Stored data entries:
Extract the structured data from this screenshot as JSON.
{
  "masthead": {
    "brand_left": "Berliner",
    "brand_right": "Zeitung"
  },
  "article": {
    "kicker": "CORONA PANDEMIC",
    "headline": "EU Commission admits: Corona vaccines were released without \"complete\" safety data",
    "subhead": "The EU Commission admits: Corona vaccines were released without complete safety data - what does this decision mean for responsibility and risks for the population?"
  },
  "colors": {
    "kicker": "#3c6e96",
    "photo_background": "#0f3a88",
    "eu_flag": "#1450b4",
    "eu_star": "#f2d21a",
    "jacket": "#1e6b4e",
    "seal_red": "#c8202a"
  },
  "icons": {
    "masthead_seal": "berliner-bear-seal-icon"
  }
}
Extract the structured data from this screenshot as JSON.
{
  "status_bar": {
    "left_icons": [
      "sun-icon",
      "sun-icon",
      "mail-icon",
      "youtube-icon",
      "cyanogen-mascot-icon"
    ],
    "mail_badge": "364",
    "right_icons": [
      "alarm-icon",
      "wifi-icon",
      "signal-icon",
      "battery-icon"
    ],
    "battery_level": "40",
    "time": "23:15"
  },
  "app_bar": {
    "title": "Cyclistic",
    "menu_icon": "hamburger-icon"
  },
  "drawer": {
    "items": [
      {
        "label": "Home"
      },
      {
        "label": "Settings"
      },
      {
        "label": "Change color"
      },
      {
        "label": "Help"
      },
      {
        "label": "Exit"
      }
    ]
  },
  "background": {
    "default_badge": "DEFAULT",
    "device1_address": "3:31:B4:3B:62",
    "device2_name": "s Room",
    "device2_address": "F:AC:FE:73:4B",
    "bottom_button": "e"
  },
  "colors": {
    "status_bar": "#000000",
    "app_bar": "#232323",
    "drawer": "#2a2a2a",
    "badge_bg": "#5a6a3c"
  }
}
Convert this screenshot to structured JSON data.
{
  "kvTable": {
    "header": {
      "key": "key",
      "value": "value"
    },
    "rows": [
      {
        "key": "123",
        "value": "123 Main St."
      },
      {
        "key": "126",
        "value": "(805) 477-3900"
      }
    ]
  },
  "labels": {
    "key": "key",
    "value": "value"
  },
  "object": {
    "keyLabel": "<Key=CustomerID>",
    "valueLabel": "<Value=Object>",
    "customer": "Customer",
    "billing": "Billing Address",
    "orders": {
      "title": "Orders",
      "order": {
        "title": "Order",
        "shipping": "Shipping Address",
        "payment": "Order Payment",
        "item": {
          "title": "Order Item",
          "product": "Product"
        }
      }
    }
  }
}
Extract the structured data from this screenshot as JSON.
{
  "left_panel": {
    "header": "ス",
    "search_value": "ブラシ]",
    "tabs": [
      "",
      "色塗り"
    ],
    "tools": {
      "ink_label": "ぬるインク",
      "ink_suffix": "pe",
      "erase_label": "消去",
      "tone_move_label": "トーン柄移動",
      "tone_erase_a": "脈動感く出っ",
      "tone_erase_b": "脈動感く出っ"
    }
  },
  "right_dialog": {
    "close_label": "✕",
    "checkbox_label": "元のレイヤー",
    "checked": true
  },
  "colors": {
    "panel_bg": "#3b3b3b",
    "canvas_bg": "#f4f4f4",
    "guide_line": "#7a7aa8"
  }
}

[TASK OBJECTIVE]:
Go through the records and show every line with the string "Commission" in it.

[THE RESPONSE]:
    "headline": "EU Commission admits: Corona vaccines were released without \"complete\" safety data",
    "subhead": "The EU Commission admits: Corona vaccines were released without complete safety data - what does this decision mean for responsibility and risks for the population?"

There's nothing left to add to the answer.